AIM OF THE TASK:
The records below must be written out exactly, with every picture left behind.

DATA TO USE:
-=-=-
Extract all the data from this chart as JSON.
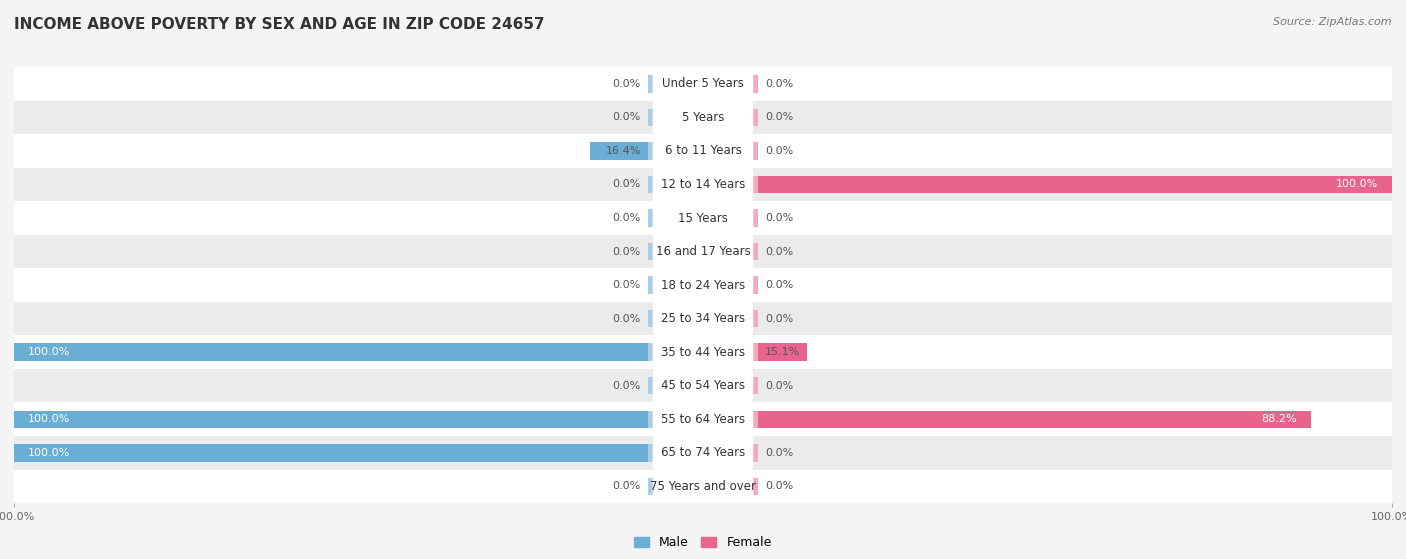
{
  "title": "INCOME ABOVE POVERTY BY SEX AND AGE IN ZIP CODE 24657",
  "source": "Source: ZipAtlas.com",
  "categories": [
    "Under 5 Years",
    "5 Years",
    "6 to 11 Years",
    "12 to 14 Years",
    "15 Years",
    "16 and 17 Years",
    "18 to 24 Years",
    "25 to 34 Years",
    "35 to 44 Years",
    "45 to 54 Years",
    "55 to 64 Years",
    "65 to 74 Years",
    "75 Years and over"
  ],
  "male_values": [
    0.0,
    0.0,
    16.4,
    0.0,
    0.0,
    0.0,
    0.0,
    0.0,
    100.0,
    0.0,
    100.0,
    100.0,
    0.0
  ],
  "female_values": [
    0.0,
    0.0,
    0.0,
    100.0,
    0.0,
    0.0,
    0.0,
    0.0,
    15.1,
    0.0,
    88.2,
    0.0,
    0.0
  ],
  "male_color_full": "#6aaed6",
  "male_color_stub": "#aecde3",
  "female_color_full": "#e8648c",
  "female_color_stub": "#f4aaba",
  "male_label": "Male",
  "female_label": "Female",
  "bar_height": 0.52,
  "stub_size": 8.0,
  "background_color": "#f4f4f4",
  "row_colors": [
    "#ffffff",
    "#ebebeb"
  ],
  "xlim": 100,
  "title_fontsize": 11,
  "label_fontsize": 8.5,
  "value_fontsize": 8.0,
  "source_fontsize": 8.0,
  "legend_fontsize": 9.0
}
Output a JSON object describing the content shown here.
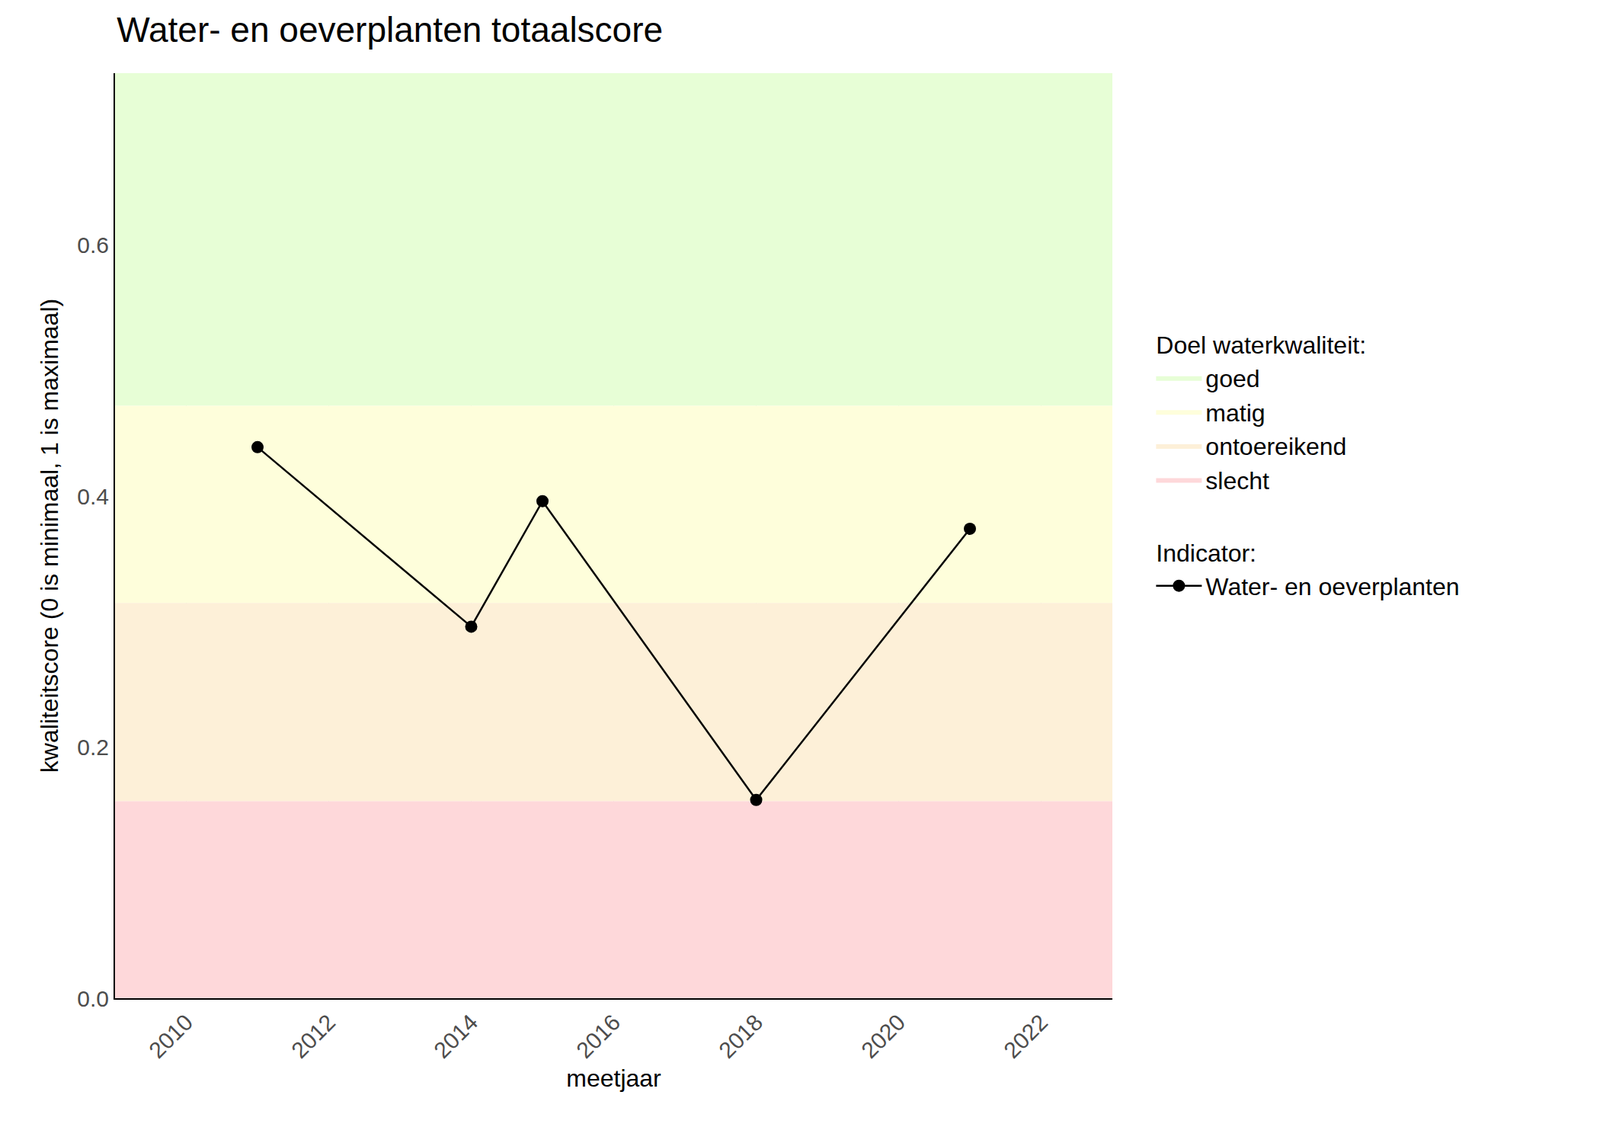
-=-=-
SOLUTION TO THIS TASK:
Extract all the data from this chart as JSON.
{
  "title": "INCOME ABOVE POVERTY BY SEX AND AGE IN ZIP CODE 24657",
  "source": "Source: ZipAtlas.com",
  "categories": [
    "Under 5 Years",
    "5 Years",
    "6 to 11 Years",
    "12 to 14 Years",
    "15 Years",
    "16 and 17 Years",
    "18 to 24 Years",
    "25 to 34 Years",
    "35 to 44 Years",
    "45 to 54 Years",
    "55 to 64 Years",
    "65 to 74 Years",
    "75 Years and over"
  ],
  "male_values": [
    0.0,
    0.0,
    16.4,
    0.0,
    0.0,
    0.0,
    0.0,
    0.0,
    100.0,
    0.0,
    100.0,
    100.0,
    0.0
  ],
  "female_values": [
    0.0,
    0.0,
    0.0,
    100.0,
    0.0,
    0.0,
    0.0,
    0.0,
    15.1,
    0.0,
    88.2,
    0.0,
    0.0
  ],
  "male_color_full": "#6aaed6",
  "male_color_stub": "#aecde3",
  "female_color_full": "#e8648c",
  "female_color_stub": "#f4aaba",
  "male_label": "Male",
  "female_label": "Female",
  "bar_height": 0.52,
  "stub_size": 8.0,
  "background_color": "#f4f4f4",
  "row_colors": [
    "#ffffff",
    "#ebebeb"
  ],
  "xlim": 100,
  "title_fontsize": 11,
  "label_fontsize": 8.5,
  "value_fontsize": 8.0,
  "source_fontsize": 8.0,
  "legend_fontsize": 9.0
}
Output a JSON object describing the content shown here.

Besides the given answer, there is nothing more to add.